Wednesday, November 30, 2011

Local Baritone Impresses


Michael Sokol, baritone, is a relatively recent addition to the faculty at California State University, Sacramento, and last night he gave a faculty recital with Richard Cionco at the piano.  I didn't know he existed when a friend suggested we check him out.  My apologies to Mr Cionco--the picture above shows a different pianist.  Also a different piano.  Also microphone.  Actually only the baritone is the same.

His program consisted of Schubert's Schwanengesang, a song cycle that is actually a pastiche published posthumously.  Maybe some of the songs were intended to be sung together, maybe not.  The subject matter is the usual thing for this period--unhappy love affairs.  It includes "Ständchen" (Serenade), one of Schubert's most famous Lieder.  The heaviest of the set is probably "Der Doppelgänger" (the lookalike).

An English translation was provided, but it didn't correspond at all to the clearly understandable German he was singing.  I asked him after if he spoke German, and when he said no, I congratulated him on some of the clearest German diction I had heard outside Germany.  It was very impressive.

The songs cover a very wide vocal range which he handled easily.  His voice is exactly the kind of bright baritone you would want for Lieder, and his expression was very nice, just right for Lieder.

Richard Cionco was an excellent, very musical accompanist.  Lieder recitals by Americans are seldom this good.

Tuesday, November 29, 2011

Einstein



I begin to feel deprived that I have never seen Philip Glass's Einstein on the Beach.  There are a number of audio versions, but clearly the visuals are essential.  This is THE modern opera.  The no intermission part would be a problem.

──────────────────────────────

Exercise task a: In the recital review, what work made up Michael Sokol's entire program?
The blog post and the records come from unrelated sources.

Input data:
──────────────────────────────

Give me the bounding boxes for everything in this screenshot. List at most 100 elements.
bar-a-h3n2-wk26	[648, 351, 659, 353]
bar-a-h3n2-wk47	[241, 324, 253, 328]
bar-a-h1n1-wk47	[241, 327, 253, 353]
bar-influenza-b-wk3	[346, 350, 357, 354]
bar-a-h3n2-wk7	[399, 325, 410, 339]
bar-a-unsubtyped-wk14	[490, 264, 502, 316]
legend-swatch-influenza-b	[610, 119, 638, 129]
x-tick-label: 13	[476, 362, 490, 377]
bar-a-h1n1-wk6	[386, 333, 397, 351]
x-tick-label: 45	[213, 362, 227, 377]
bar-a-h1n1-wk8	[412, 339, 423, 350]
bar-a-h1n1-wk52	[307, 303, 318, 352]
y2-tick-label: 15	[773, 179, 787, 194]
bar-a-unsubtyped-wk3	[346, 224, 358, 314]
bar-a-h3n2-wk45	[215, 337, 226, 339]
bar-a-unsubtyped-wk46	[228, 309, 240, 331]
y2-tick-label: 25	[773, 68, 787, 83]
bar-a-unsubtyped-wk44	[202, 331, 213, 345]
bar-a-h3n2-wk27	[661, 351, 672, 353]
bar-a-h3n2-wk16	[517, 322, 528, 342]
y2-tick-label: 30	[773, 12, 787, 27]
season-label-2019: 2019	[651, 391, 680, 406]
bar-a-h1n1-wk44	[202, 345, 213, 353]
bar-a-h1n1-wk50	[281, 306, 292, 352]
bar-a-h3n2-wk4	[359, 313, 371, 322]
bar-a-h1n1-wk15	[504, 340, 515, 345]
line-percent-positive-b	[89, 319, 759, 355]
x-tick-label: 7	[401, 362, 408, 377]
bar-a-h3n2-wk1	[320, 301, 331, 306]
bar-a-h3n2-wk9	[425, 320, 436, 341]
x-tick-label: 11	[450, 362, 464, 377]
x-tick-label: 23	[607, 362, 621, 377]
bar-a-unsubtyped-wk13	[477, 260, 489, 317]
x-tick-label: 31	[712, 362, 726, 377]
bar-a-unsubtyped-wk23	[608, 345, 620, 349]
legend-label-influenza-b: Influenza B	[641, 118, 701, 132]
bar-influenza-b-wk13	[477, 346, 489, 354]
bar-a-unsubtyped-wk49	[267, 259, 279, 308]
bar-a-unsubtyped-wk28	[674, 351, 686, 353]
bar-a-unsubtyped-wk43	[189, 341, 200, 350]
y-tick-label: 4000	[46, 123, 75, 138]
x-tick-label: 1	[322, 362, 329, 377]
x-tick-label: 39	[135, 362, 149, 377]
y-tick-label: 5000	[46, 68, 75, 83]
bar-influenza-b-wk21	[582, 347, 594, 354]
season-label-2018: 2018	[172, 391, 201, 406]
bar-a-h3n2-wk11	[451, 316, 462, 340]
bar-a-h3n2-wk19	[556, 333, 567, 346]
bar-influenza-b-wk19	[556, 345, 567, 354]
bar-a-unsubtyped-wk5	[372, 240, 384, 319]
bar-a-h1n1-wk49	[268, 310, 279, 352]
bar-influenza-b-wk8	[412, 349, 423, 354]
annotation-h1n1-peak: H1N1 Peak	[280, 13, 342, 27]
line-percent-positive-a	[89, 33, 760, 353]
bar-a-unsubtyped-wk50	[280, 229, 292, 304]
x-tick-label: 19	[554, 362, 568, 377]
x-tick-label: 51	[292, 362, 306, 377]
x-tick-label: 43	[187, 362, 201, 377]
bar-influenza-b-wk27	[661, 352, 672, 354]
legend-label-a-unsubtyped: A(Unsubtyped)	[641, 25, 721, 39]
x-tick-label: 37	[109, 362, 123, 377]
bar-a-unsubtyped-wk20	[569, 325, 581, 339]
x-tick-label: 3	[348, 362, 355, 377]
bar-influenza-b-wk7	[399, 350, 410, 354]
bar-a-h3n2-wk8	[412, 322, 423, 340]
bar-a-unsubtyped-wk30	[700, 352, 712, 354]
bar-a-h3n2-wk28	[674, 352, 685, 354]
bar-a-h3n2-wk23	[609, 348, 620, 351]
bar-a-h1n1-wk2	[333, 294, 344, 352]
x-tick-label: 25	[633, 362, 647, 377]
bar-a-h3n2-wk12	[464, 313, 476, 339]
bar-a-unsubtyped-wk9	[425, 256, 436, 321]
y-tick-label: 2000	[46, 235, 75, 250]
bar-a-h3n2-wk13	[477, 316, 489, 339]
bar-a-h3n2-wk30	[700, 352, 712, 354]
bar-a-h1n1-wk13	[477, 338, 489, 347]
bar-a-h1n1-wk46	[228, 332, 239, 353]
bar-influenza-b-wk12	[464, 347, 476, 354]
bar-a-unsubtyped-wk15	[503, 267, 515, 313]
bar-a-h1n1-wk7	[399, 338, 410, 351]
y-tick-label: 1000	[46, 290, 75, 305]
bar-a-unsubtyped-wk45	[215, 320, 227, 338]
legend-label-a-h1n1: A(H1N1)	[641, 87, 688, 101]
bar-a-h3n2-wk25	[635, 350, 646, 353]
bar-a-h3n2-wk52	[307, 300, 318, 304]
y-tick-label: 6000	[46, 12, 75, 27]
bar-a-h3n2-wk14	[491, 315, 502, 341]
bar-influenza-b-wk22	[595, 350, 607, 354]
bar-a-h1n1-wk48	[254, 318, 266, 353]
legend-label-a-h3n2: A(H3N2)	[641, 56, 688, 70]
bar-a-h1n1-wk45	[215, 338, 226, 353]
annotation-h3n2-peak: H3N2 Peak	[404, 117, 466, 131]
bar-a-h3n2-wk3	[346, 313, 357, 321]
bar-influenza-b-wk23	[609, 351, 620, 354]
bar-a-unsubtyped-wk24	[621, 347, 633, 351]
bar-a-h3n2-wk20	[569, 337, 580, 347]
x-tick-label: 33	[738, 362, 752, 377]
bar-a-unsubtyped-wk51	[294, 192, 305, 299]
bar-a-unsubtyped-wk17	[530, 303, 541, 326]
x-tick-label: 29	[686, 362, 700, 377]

──────────────────────────────

Exercise task b: Copy the records verbatim, starting at their first line and ending at the line containing "301, 331, 306]".

Final result a: Schubert's Schwanengesang

Final result b:
Give me the bounding boxes for everything in this screenshot. List at most 100 elements.
bar-a-h3n2-wk26	[648, 351, 659, 353]
bar-a-h3n2-wk47	[241, 324, 253, 328]
bar-a-h1n1-wk47	[241, 327, 253, 353]
bar-influenza-b-wk3	[346, 350, 357, 354]
bar-a-h3n2-wk7	[399, 325, 410, 339]
bar-a-unsubtyped-wk14	[490, 264, 502, 316]
legend-swatch-influenza-b	[610, 119, 638, 129]
x-tick-label: 13	[476, 362, 490, 377]
bar-a-h1n1-wk6	[386, 333, 397, 351]
x-tick-label: 45	[213, 362, 227, 377]
bar-a-h1n1-wk8	[412, 339, 423, 350]
bar-a-h1n1-wk52	[307, 303, 318, 352]
y2-tick-label: 15	[773, 179, 787, 194]
bar-a-unsubtyped-wk3	[346, 224, 358, 314]
bar-a-h3n2-wk45	[215, 337, 226, 339]
bar-a-unsubtyped-wk46	[228, 309, 240, 331]
y2-tick-label: 25	[773, 68, 787, 83]
bar-a-unsubtyped-wk44	[202, 331, 213, 345]
bar-a-h3n2-wk27	[661, 351, 672, 353]
bar-a-h3n2-wk16	[517, 322, 528, 342]
y2-tick-label: 30	[773, 12, 787, 27]
season-label-2019: 2019	[651, 391, 680, 406]
bar-a-h1n1-wk44	[202, 345, 213, 353]
bar-a-h1n1-wk50	[281, 306, 292, 352]
bar-a-h3n2-wk4	[359, 313, 371, 322]
bar-a-h1n1-wk15	[504, 340, 515, 345]
line-percent-positive-b	[89, 319, 759, 355]
x-tick-label: 7	[401, 362, 408, 377]
bar-a-h3n2-wk1	[320, 301, 331, 306]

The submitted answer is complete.